Write out each line in which the string "Flash" is present.

DATA SUPPLIED:
======
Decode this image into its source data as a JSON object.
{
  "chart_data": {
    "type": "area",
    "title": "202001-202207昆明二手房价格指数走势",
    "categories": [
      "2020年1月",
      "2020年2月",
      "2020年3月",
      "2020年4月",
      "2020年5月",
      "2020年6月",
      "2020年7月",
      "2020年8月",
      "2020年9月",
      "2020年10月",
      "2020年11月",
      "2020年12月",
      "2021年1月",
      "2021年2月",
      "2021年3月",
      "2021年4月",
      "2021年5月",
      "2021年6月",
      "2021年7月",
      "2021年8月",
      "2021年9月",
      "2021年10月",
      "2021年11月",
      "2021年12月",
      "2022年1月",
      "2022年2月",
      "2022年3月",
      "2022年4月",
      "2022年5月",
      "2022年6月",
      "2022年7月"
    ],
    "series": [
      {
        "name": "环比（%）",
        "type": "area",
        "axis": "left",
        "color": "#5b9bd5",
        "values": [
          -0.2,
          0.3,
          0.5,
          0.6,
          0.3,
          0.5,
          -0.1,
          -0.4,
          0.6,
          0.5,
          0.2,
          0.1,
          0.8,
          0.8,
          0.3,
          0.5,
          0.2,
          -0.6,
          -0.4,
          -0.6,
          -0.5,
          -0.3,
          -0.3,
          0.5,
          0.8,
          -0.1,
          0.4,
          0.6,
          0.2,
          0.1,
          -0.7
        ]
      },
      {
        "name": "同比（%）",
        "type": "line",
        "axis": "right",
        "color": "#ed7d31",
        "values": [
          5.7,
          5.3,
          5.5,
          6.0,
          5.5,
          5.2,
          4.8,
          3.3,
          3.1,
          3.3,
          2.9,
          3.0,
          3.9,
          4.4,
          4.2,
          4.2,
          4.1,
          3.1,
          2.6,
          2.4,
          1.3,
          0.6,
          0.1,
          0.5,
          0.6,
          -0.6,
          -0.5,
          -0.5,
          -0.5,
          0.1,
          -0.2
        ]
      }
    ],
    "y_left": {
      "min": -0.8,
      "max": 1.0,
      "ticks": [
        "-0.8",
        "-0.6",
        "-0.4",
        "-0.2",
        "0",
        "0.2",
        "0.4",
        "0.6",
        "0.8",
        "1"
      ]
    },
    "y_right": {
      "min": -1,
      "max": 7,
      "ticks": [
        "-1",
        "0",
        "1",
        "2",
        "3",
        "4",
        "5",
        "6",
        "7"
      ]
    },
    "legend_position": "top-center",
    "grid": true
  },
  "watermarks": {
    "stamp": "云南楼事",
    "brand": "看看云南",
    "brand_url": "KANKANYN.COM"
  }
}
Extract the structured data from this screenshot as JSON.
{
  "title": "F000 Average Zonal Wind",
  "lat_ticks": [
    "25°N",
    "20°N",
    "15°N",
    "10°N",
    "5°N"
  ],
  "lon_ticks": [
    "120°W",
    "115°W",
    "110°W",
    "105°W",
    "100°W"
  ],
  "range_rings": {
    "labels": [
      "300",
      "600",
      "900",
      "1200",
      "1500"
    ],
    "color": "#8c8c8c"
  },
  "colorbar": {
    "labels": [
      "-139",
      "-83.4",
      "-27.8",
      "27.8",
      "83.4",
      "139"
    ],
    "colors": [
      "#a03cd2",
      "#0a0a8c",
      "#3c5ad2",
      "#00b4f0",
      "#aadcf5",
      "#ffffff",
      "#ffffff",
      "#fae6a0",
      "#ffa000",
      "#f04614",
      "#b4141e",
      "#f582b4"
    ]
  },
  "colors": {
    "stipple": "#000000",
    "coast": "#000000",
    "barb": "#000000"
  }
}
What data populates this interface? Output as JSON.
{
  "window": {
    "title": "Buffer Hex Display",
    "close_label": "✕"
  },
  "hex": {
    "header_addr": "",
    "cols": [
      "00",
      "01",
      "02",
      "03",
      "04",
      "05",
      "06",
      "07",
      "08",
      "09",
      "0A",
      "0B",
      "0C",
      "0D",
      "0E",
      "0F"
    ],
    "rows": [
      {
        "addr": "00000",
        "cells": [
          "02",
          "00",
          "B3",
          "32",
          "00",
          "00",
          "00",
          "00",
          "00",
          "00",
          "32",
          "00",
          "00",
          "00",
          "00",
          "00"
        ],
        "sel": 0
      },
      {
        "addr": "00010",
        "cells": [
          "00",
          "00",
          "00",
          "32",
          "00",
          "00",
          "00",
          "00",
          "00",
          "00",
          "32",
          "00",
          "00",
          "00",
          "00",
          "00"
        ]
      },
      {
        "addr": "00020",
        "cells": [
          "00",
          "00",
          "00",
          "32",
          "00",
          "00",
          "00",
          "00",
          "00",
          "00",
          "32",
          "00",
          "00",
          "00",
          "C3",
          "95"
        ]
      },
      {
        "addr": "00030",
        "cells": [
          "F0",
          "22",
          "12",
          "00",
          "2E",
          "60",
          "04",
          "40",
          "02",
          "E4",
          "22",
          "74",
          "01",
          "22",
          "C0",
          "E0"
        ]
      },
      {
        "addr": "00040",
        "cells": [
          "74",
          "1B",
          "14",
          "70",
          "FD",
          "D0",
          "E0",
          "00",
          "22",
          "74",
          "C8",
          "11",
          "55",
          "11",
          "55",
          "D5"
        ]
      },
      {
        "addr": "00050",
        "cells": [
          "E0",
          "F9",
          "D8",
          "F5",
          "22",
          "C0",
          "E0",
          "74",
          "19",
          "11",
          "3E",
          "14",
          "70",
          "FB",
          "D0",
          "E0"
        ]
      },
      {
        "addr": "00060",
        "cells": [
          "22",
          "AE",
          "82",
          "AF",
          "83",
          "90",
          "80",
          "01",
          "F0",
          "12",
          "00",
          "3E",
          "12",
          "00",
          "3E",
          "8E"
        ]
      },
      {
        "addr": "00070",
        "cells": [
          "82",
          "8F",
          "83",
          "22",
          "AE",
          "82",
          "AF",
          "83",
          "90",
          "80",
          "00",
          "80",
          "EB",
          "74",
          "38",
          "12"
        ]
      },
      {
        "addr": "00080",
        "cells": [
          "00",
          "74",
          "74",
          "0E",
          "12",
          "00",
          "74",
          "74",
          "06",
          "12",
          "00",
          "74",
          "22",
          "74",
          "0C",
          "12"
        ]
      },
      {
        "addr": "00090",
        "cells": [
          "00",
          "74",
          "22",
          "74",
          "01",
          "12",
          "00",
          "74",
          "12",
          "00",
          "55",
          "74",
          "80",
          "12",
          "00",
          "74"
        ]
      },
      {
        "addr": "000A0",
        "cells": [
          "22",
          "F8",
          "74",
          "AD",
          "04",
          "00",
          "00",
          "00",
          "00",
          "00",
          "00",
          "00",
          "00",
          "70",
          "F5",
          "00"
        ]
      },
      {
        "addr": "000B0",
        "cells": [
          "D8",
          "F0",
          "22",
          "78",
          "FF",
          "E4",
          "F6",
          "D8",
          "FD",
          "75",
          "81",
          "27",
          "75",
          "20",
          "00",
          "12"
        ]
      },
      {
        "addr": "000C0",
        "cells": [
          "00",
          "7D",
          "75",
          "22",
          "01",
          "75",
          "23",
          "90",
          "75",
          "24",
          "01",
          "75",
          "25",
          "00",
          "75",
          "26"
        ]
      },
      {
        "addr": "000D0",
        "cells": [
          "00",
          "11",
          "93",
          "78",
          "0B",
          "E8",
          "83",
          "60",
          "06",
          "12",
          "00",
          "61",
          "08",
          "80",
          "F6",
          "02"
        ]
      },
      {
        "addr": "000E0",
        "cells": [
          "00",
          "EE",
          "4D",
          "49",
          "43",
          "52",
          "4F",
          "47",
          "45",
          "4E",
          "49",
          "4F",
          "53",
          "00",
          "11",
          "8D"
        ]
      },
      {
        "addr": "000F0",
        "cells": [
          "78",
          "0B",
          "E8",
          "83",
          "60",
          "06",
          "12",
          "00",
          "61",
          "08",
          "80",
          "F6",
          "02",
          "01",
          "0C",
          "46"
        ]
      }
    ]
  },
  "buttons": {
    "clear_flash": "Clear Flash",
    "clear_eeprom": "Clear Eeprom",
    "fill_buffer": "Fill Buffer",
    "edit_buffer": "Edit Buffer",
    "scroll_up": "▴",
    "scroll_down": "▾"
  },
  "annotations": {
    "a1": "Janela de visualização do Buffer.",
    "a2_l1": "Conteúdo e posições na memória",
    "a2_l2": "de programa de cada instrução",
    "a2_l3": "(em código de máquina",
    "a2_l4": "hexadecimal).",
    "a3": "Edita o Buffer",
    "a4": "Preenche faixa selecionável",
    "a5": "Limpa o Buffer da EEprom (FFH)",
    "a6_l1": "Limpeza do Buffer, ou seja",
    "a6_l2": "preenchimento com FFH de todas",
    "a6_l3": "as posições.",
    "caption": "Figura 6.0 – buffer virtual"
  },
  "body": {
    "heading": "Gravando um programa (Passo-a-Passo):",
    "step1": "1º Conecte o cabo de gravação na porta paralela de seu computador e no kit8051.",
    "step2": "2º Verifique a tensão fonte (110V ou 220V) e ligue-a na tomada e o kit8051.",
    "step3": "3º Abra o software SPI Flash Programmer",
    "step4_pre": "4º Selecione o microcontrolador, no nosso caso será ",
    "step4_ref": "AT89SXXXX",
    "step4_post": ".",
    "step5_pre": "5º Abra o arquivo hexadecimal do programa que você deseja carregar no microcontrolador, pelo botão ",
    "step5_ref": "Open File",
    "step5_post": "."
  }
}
======
ANSWER IN FULL:
    "clear_flash": "Clear Flash",
    "step3": "3º Abra o software SPI Flash Programmer",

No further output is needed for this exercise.